EXERCISE AIM → Write out exactly the lines running from the one that contains "Output the text content of this document." through the end of the material.

========================================================================

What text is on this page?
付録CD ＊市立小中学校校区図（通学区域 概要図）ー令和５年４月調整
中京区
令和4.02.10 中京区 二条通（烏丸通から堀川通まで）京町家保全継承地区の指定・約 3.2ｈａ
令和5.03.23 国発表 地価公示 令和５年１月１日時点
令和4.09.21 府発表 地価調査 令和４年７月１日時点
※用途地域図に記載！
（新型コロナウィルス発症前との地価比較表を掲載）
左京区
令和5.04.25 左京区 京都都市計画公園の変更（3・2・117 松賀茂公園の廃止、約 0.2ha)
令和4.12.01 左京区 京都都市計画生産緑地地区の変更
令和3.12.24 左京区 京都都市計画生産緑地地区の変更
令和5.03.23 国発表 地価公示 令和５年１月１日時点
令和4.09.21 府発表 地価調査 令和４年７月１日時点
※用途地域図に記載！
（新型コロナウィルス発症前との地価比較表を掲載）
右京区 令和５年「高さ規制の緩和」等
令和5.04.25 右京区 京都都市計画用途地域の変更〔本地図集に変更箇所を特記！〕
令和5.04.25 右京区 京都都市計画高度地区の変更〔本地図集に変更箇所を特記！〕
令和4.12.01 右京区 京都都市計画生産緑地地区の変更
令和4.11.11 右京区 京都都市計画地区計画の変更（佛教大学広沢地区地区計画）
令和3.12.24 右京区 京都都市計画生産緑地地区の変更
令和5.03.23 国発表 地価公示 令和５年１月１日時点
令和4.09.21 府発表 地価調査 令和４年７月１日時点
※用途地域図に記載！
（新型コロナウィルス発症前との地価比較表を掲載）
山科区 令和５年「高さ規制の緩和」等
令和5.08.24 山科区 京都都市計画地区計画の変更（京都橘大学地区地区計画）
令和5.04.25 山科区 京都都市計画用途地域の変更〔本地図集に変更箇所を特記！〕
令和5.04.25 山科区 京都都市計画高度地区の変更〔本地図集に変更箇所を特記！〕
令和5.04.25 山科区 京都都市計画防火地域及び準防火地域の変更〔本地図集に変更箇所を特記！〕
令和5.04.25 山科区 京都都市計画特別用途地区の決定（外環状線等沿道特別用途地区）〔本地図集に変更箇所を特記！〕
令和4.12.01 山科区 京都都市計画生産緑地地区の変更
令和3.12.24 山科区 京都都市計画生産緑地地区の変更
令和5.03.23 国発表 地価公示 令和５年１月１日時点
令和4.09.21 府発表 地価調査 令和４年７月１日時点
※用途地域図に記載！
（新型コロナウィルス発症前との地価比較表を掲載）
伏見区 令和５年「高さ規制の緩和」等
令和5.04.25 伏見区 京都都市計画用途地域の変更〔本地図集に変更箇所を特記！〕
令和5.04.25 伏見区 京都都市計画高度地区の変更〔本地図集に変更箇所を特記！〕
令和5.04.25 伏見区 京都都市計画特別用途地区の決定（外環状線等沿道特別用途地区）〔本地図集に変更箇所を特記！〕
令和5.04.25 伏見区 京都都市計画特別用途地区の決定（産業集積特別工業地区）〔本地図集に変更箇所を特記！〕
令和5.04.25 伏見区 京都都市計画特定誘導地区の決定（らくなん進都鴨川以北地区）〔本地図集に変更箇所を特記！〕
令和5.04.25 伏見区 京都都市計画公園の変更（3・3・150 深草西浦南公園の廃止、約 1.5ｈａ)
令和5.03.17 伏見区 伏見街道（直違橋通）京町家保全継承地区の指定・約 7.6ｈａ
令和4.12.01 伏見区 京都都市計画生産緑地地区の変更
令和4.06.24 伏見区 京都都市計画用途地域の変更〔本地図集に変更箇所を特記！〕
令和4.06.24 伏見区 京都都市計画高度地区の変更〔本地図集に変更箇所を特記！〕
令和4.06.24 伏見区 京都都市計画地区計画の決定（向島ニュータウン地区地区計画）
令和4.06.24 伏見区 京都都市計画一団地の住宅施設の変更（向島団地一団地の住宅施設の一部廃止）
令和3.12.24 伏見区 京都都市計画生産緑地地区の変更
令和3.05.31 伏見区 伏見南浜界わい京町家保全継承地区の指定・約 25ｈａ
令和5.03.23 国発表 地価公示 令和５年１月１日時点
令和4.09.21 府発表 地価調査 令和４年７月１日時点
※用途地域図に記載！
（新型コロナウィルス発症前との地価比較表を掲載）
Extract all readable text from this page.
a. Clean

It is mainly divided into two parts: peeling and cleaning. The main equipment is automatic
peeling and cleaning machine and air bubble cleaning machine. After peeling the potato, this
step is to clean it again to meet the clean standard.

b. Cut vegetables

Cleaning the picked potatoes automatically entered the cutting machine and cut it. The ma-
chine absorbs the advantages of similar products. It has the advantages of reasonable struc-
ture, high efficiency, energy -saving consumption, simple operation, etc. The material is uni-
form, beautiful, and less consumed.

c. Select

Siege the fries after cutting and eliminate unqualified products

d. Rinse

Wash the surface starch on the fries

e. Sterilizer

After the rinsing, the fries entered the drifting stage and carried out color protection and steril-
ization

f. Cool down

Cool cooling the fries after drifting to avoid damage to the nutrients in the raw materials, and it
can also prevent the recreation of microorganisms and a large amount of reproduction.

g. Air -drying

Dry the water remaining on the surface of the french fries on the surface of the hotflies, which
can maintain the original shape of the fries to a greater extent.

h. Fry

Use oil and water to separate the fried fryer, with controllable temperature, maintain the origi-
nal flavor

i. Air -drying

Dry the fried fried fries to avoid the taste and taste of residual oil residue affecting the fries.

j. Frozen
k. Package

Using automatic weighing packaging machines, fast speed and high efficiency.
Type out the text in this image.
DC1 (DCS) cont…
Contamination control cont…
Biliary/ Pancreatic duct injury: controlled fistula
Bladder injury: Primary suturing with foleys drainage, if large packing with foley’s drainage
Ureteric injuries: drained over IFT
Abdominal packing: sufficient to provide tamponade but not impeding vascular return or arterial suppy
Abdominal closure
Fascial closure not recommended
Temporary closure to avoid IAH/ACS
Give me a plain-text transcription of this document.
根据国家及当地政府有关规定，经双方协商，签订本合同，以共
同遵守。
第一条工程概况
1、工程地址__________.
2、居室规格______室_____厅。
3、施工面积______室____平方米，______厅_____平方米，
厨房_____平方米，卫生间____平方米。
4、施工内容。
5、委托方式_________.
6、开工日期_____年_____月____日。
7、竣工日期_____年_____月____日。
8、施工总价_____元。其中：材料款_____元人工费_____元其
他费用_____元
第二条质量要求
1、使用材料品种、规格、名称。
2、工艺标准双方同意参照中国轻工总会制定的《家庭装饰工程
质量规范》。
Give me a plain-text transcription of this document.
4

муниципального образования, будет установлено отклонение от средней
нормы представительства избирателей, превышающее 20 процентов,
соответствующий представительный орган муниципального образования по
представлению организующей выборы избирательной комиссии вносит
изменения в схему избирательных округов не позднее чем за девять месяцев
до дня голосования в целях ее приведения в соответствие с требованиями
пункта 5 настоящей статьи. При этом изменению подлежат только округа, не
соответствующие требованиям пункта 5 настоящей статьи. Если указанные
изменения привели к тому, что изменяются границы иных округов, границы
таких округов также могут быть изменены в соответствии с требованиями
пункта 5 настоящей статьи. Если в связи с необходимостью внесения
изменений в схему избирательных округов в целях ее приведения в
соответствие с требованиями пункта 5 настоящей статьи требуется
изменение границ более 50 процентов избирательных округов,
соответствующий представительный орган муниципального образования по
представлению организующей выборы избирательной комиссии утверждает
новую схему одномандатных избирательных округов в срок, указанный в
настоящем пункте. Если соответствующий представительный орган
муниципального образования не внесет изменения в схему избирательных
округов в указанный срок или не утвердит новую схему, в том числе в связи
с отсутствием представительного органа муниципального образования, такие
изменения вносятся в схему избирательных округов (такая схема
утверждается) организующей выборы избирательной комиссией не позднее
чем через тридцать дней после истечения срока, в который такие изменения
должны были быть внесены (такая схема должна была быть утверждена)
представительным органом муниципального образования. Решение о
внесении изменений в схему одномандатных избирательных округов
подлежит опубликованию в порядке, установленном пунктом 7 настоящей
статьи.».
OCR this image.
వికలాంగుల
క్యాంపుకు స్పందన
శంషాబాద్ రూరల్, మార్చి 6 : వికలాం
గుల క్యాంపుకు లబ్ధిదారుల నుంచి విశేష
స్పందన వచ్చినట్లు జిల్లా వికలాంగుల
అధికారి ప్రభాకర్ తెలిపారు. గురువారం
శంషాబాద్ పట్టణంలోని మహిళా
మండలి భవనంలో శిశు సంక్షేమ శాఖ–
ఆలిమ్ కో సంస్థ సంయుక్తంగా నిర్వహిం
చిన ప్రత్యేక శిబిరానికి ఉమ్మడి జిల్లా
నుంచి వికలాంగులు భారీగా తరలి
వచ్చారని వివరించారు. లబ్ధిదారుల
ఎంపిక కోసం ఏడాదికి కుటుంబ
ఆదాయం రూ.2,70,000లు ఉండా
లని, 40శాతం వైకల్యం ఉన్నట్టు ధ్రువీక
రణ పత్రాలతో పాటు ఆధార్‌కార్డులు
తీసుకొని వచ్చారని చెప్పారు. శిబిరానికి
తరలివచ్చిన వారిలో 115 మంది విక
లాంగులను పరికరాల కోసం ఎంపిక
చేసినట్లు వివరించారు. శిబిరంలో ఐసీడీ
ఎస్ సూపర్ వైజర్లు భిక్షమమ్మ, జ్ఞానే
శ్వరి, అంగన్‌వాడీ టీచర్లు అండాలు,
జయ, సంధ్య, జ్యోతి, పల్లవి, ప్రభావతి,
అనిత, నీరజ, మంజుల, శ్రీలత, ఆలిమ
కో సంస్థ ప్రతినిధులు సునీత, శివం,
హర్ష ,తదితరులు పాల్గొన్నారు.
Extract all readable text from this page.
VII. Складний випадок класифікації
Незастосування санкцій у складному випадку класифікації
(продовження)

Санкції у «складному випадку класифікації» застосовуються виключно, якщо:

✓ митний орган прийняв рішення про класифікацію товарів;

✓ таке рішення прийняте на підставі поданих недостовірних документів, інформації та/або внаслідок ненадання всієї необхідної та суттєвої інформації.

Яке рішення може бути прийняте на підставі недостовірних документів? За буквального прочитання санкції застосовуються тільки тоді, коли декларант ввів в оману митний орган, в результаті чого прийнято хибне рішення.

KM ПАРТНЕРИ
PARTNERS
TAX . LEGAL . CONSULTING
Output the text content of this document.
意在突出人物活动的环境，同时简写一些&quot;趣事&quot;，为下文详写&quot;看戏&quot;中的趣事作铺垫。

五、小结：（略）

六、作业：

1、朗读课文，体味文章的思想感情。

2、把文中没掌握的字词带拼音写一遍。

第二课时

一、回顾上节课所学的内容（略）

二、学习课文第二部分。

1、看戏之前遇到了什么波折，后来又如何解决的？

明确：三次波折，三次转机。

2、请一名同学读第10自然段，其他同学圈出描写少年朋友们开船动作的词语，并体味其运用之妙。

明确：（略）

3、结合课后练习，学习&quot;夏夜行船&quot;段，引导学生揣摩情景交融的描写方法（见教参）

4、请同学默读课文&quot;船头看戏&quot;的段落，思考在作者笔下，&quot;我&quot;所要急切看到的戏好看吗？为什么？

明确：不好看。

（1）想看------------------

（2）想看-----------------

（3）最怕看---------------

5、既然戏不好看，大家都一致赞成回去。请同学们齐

========================================================================

PROBLEM SOLUTION →
Output the text content of this document.
意在突出人物活动的环境，同时简写一些&quot;趣事&quot;，为下文详写&quot;看戏&quot;中的趣事作铺垫。

五、小结：（略）

六、作业：

1、朗读课文，体味文章的思想感情。

2、把文中没掌握的字词带拼音写一遍。

第二课时

一、回顾上节课所学的内容（略）

二、学习课文第二部分。

1、看戏之前遇到了什么波折，后来又如何解决的？

明确：三次波折，三次转机。

2、请一名同学读第10自然段，其他同学圈出描写少年朋友们开船动作的词语，并体味其运用之妙。

明确：（略）

3、结合课后练习，学习&quot;夏夜行船&quot;段，引导学生揣摩情景交融的描写方法（见教参）

4、请同学默读课文&quot;船头看戏&quot;的段落，思考在作者笔下，&quot;我&quot;所要急切看到的戏好看吗？为什么？

明确：不好看。

（1）想看------------------

（2）想看-----------------

（3）最怕看---------------

5、既然戏不好看，大家都一致赞成回去。请同学们齐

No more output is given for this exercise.